Problem
Return every entry exactly.

•••

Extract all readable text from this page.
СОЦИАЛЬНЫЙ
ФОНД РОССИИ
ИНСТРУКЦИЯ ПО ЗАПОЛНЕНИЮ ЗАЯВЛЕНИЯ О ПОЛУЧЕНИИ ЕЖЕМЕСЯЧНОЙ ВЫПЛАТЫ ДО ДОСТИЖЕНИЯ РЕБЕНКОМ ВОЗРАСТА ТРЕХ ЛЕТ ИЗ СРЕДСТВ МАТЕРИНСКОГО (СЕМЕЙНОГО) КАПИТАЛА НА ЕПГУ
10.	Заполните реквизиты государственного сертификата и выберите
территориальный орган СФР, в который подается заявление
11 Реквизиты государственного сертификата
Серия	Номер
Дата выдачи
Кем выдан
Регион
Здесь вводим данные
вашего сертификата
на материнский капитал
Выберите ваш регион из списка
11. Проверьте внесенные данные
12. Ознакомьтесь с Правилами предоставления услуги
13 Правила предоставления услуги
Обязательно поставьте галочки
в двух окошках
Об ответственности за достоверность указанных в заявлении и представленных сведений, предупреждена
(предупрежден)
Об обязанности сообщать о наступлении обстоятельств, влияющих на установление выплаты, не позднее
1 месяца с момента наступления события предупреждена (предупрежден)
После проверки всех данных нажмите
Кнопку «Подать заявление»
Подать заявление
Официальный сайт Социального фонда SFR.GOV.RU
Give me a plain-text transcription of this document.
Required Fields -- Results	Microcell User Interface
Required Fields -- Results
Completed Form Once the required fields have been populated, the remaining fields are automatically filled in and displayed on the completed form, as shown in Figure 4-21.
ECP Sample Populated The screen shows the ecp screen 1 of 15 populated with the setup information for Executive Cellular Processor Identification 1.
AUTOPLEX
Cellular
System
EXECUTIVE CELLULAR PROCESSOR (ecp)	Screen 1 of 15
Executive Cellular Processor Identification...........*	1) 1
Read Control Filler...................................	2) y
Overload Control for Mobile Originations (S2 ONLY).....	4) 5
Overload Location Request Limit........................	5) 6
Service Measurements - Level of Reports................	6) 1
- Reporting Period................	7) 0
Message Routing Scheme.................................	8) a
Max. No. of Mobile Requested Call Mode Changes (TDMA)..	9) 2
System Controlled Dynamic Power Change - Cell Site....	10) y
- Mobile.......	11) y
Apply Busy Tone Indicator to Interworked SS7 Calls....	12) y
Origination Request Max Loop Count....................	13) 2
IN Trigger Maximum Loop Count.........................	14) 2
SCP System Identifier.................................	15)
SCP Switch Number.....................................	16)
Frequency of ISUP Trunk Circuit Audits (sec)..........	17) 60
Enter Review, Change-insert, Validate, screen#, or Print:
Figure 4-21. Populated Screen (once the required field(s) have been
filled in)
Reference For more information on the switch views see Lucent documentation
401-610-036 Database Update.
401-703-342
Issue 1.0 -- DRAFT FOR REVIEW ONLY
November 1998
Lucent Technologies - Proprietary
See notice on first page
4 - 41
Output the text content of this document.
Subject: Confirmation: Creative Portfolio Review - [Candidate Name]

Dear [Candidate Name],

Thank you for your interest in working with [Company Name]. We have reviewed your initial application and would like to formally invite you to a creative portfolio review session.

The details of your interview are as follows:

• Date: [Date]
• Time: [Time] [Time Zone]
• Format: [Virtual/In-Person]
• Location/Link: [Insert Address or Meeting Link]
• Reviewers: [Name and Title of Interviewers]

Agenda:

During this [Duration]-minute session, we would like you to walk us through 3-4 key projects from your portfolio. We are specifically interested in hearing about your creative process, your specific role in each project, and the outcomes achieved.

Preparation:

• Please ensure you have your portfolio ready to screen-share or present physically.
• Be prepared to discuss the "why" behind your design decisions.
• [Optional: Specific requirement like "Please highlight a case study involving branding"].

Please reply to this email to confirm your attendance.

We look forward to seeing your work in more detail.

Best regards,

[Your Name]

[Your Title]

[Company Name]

•••

Full answer
Extract all readable text from this page.
СОЦИАЛЬНЫЙ
ФОНД РОССИИ
ИНСТРУКЦИЯ ПО ЗАПОЛНЕНИЮ ЗАЯВЛЕНИЯ О ПОЛУЧЕНИИ ЕЖЕМЕСЯЧНОЙ ВЫПЛАТЫ ДО ДОСТИЖЕНИЯ РЕБЕНКОМ ВОЗРАСТА ТРЕХ ЛЕТ ИЗ СРЕДСТВ МАТЕРИНСКОГО (СЕМЕЙНОГО) КАПИТАЛА НА ЕПГУ
10.	Заполните реквизиты государственного сертификата и выберите
территориальный орган СФР, в который подается заявление
11 Реквизиты государственного сертификата
Серия	Номер
Дата выдачи
Кем выдан
Регион
Здесь вводим данные
вашего сертификата
на материнский капитал
Выберите ваш регион из списка
11. Проверьте внесенные данные
12. Ознакомьтесь с Правилами предоставления услуги
13 Правила предоставления услуги
Обязательно поставьте галочки
в двух окошках
Об ответственности за достоверность указанных в заявлении и представленных сведений, предупреждена
(предупрежден)
Об обязанности сообщать о наступлении обстоятельств, влияющих на установление выплаты, не позднее
1 месяца с момента наступления события предупреждена (предупрежден)
После проверки всех данных нажмите
Кнопку «Подать заявление»
Подать заявление
Официальный сайт Социального фонда SFR.GOV.RU
Give me a plain-text transcription of this document.
Required Fields -- Results	Microcell User Interface
Required Fields -- Results
Completed Form Once the required fields have been populated, the remaining fields are automatically filled in and displayed on the completed form, as shown in Figure 4-21.
ECP Sample Populated The screen shows the ecp screen 1 of 15 populated with the setup information for Executive Cellular Processor Identification 1.
AUTOPLEX
Cellular
System
EXECUTIVE CELLULAR PROCESSOR (ecp)	Screen 1 of 15
Executive Cellular Processor Identification...........*	1) 1
Read Control Filler...................................	2) y
Overload Control for Mobile Originations (S2 ONLY).....	4) 5
Overload Location Request Limit........................	5) 6
Service Measurements - Level of Reports................	6) 1
- Reporting Period................	7) 0
Message Routing Scheme.................................	8) a
Max. No. of Mobile Requested Call Mode Changes (TDMA)..	9) 2
System Controlled Dynamic Power Change - Cell Site....	10) y
- Mobile.......	11) y
Apply Busy Tone Indicator to Interworked SS7 Calls....	12) y
Origination Request Max Loop Count....................	13) 2
IN Trigger Maximum Loop Count.........................	14) 2
SCP System Identifier.................................	15)
SCP Switch Number.....................................	16)
Frequency of ISUP Trunk Circuit Audits (sec)..........	17) 60
Enter Review, Change-insert, Validate, screen#, or Print:
Figure 4-21. Populated Screen (once the required field(s) have been
filled in)
Reference For more information on the switch views see Lucent documentation
401-610-036 Database Update.
401-703-342
Issue 1.0 -- DRAFT FOR REVIEW ONLY
November 1998
Lucent Technologies - Proprietary
See notice on first page
4 - 41
Output the text content of this document.
Subject: Confirmation: Creative Portfolio Review - [Candidate Name]

Dear [Candidate Name],

Thank you for your interest in working with [Company Name]. We have reviewed your initial application and would like to formally invite you to a creative portfolio review session.

The details of your interview are as follows:

• Date: [Date]
• Time: [Time] [Time Zone]
• Format: [Virtual/In-Person]
• Location/Link: [Insert Address or Meeting Link]
• Reviewers: [Name and Title of Interviewers]

Agenda:

During this [Duration]-minute session, we would like you to walk us through 3-4 key projects from your portfolio. We are specifically interested in hearing about your creative process, your specific role in each project, and the outcomes achieved.

Preparation:

• Please ensure you have your portfolio ready to screen-share or present physically.
• Be prepared to discuss the "why" behind your design decisions.
• [Optional: Specific requirement like "Please highlight a case study involving branding"].

Please reply to this email to confirm your attendance.

We look forward to seeing your work in more detail.

Best regards,

[Your Name]

[Your Title]

[Company Name]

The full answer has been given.